Retype the material in full, keeping every word the same.

§ **Data to use**

** Start **

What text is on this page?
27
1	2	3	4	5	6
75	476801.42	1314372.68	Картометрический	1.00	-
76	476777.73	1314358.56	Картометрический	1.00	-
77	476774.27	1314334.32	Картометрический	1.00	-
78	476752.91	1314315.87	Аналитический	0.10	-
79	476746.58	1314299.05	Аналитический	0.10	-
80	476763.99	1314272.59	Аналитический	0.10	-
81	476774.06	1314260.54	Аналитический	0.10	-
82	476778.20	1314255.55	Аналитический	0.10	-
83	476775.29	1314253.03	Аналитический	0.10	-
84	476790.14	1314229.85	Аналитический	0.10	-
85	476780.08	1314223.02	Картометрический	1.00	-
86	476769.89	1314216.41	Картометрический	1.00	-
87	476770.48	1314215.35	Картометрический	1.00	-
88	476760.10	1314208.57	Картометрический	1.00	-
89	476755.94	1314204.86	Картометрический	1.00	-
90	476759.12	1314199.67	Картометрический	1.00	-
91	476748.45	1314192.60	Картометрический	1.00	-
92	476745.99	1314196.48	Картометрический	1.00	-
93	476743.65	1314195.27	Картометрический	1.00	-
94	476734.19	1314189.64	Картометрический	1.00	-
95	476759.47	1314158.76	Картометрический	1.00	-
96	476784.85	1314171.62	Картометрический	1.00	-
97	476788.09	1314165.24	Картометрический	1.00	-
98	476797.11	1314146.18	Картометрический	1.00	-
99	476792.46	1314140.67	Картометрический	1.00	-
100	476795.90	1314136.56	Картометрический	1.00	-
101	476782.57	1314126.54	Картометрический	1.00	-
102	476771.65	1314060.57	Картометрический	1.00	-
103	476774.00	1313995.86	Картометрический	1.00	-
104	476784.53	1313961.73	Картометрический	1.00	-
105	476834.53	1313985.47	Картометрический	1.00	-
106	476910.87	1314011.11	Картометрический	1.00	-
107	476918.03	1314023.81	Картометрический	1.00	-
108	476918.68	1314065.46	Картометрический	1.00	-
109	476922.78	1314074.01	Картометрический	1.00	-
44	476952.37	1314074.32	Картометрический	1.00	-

** End **

§ **Correct response**
What text is on this page?
27
1	2	3	4	5	6
75	476801.42	1314372.68	Картометрический	1.00	-
76	476777.73	1314358.56	Картометрический	1.00	-
77	476774.27	1314334.32	Картометрический	1.00	-
78	476752.91	1314315.87	Аналитический	0.10	-
79	476746.58	1314299.05	Аналитический	0.10	-
80	476763.99	1314272.59	Аналитический	0.10	-
81	476774.06	1314260.54	Аналитический	0.10	-
82	476778.20	1314255.55	Аналитический	0.10	-
83	476775.29	1314253.03	Аналитический	0.10	-
84	476790.14	1314229.85	Аналитический	0.10	-
85	476780.08	1314223.02	Картометрический	1.00	-
86	476769.89	1314216.41	Картометрический	1.00	-
87	476770.48	1314215.35	Картометрический	1.00	-
88	476760.10	1314208.57	Картометрический	1.00	-
89	476755.94	1314204.86	Картометрический	1.00	-
90	476759.12	1314199.67	Картометрический	1.00	-
91	476748.45	1314192.60	Картометрический	1.00	-
92	476745.99	1314196.48	Картометрический	1.00	-
93	476743.65	1314195.27	Картометрический	1.00	-
94	476734.19	1314189.64	Картометрический	1.00	-
95	476759.47	1314158.76	Картометрический	1.00	-
96	476784.85	1314171.62	Картометрический	1.00	-
97	476788.09	1314165.24	Картометрический	1.00	-
98	476797.11	1314146.18	Картометрический	1.00	-
99	476792.46	1314140.67	Картометрический	1.00	-
100	476795.90	1314136.56	Картометрический	1.00	-
101	476782.57	1314126.54	Картометрический	1.00	-
102	476771.65	1314060.57	Картометрический	1.00	-
103	476774.00	1313995.86	Картометрический	1.00	-
104	476784.53	1313961.73	Картометрический	1.00	-
105	476834.53	1313985.47	Картометрический	1.00	-
106	476910.87	1314011.11	Картометрический	1.00	-
107	476918.03	1314023.81	Картометрический	1.00	-
108	476918.68	1314065.46	Картометрический	1.00	-
109	476922.78	1314074.01	Картометрический	1.00	-
44	476952.37	1314074.32	Картометрический	1.00	-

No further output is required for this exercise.